---------- DATASET CONTENT
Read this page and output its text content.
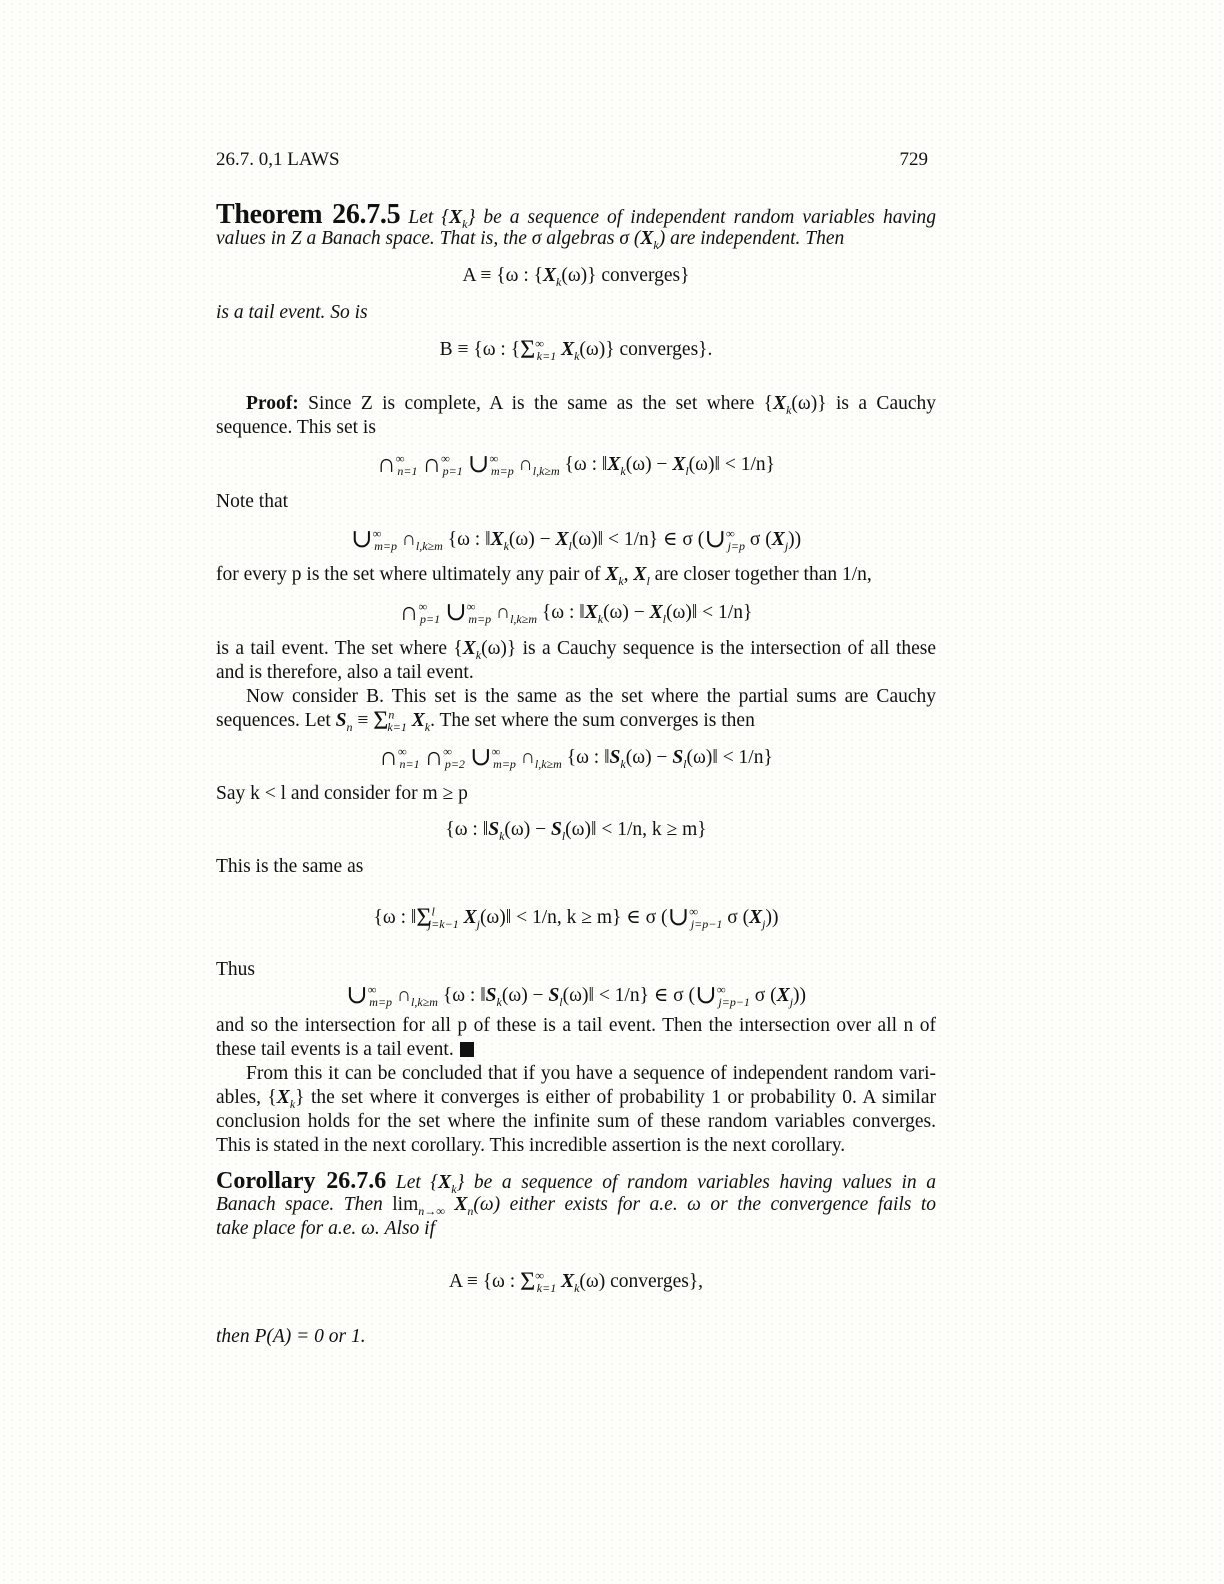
26.7. 0,1 LAWS	729
Theorem 26.7.5 Let $\{X_k\}$ be a sequence of independent random variables having
values in Z a Banach space. That is, the σ algebras σ $(X_k)$ are independent. Then
A ≡ {ω : $\{X_k(\omega)\}$ converges}
is a tail event. So is
B ≡ {ω : {$\Sigma^\infty_{k=1}$ $X_k(\omega)$} converges}.
Proof: Since Z is complete, A is the same as the set where $\{X_k(\omega)\}$ is a Cauchy
sequence. This set is
$\cap^\infty_{n=1}$ $\cap^\infty_{p=1}$ $\cup^\infty_{m=p}$ $\cap_{l,k\ge m}$ {ω : $‖X_k(\omega)$ − $X_l(\omega)‖ < 1/n$}
Note that
$\cup^\infty_{m=p}$ $\cap_{l,k\ge m}$ {ω : $‖X_k(\omega)$ − $X_l(\omega)‖ < 1/n$} ∈ σ ($\cup^\infty_{j=p}$ σ $(X_j)$)
for every p is the set where ultimately any pair of $X_k$, $X_l$ are closer together than 1/n,
$\cap^\infty_{p=1}$ $\cup^\infty_{m=p}$ $\cap_{l,k\ge m}$ {ω : $‖X_k(\omega)$ − $X_l(\omega)‖ < 1/n$}
is a tail event. The set where $\{X_k(\omega)\}$ is a Cauchy sequence is the intersection of all these
and is therefore, also a tail event.
Now consider B. This set is the same as the set where the partial sums are Cauchy
sequences. Let $S_n \equiv \Sigma^n_{k=1}$ $X_k$. The set where the sum converges is then
$\cap^\infty_{n=1}$ $\cap^\infty_{p=2}$ $\cup^\infty_{m=p}$ $\cap_{l,k\ge m}$ {ω : $‖S_k(\omega)$ − $S_l(\omega)‖ < 1/n$}
Say k < l and consider for m ≥ p
{ω : $‖S_k(\omega)$ − $S_l(\omega)‖ < 1/n$, k ≥ m}
This is the same as
{ω : $‖\Sigma^l_{j=k-1}$ $X_j(\omega)‖ < 1/n$, k ≥ m} ∈ σ ($\cup^\infty_{j=p-1}$ σ $(X_j)$)
Thus
$\cup^\infty_{m=p}$ $\cap_{l,k\ge m}$ {ω : $‖S_k(\omega)$ − $S_l(\omega)‖ < 1/n$} ∈ σ ($\cup^\infty_{j=p-1}$ σ $(X_j)$)
and so the intersection for all p of these is a tail event. Then the intersection over all n of
these tail events is a tail event.
From this it can be concluded that if you have a sequence of independent random vari-
ables, $\{X_k\}$ the set where it converges is either of probability 1 or probability 0. A similar
conclusion holds for the set where the infinite sum of these random variables converges.
This is stated in the next corollary. This incredible assertion is the next corollary.
Corollary 26.7.6 Let $\{X_k\}$ be a sequence of random variables having values in a
Banach space. Then $\lim_{n\to\infty} X_n(\omega)$ either exists for a.e. ω or the convergence fails to
take place for a.e. ω. Also if
A ≡ {ω : $\Sigma^\infty_{k=1}$ $X_k(\omega)$ converges},
then P(A) = 0 or 1.
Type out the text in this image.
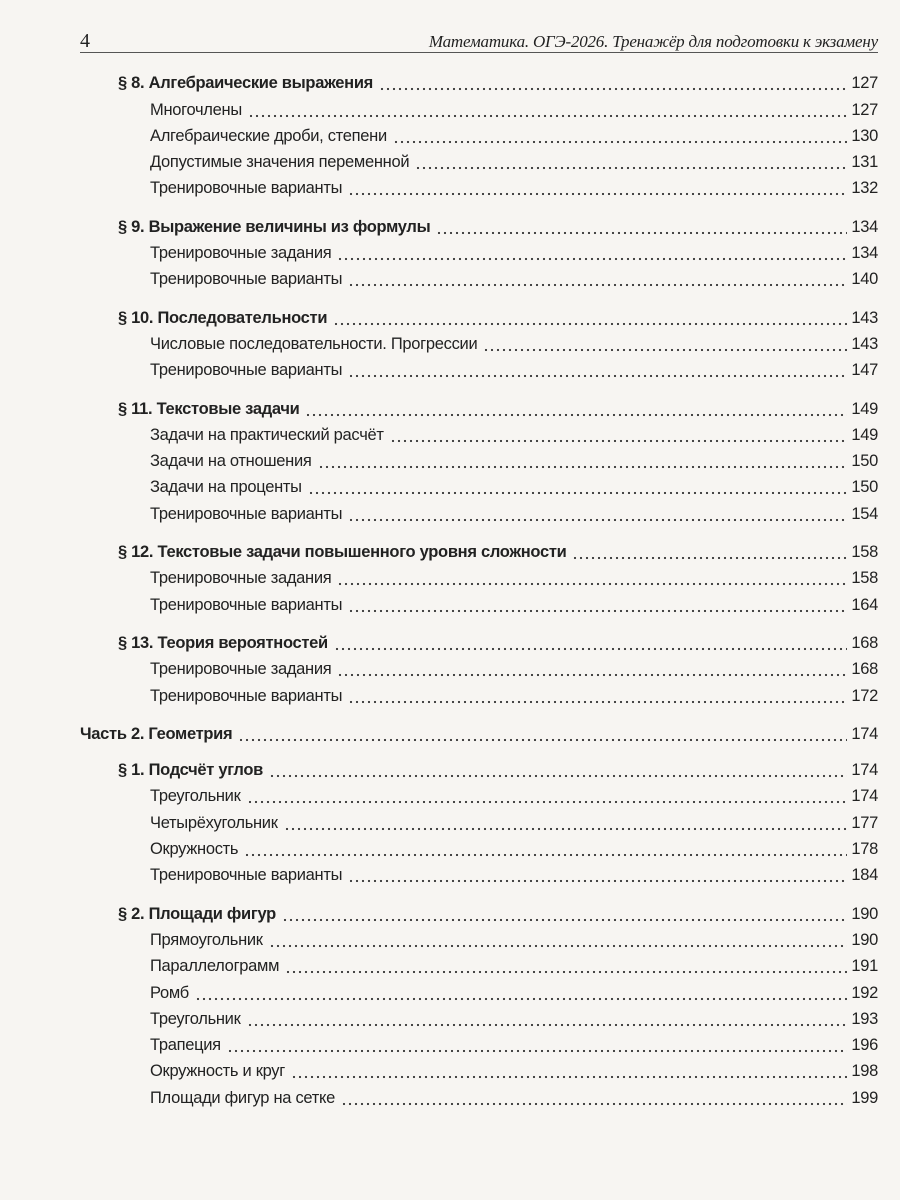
4	Математика. ОГЭ-2026. Тренажёр для подготовки к экзамену
§ 8. Алгебраические выражения	127
Многочлены	127
Алгебраические дроби, степени	130
Допустимые значения переменной	131
Тренировочные варианты	132
§ 9. Выражение величины из формулы	134
Тренировочные задания	134
Тренировочные варианты	140
§ 10. Последовательности	143
Числовые последовательности. Прогрессии	143
Тренировочные варианты	147
§ 11. Текстовые задачи	149
Задачи на практический расчёт	149
Задачи на отношения	150
Задачи на проценты	150
Тренировочные варианты	154
§ 12. Текстовые задачи повышенного уровня сложности	158
Тренировочные задания	158
Тренировочные варианты	164
§ 13. Теория вероятностей	168
Тренировочные задания	168
Тренировочные варианты	172
Часть 2. Геометрия	174
§ 1. Подсчёт углов	174
Треугольник	174
Четырёхугольник	177
Окружность	178
Тренировочные варианты	184
§ 2. Площади фигур	190
Прямоугольник	190
Параллелограмм	191
Ромб	192
Треугольник	193
Трапеция	196
Окружность и круг	198
Площади фигур на сетке	199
--------------------
_EXERCISE PROMPT_
Read through the data and copy every line where "Текстовые" shows up.

_OUTPUT BELOW_
§ 11. Текстовые задачи	149
§ 12. Текстовые задачи повышенного уровня сложности	158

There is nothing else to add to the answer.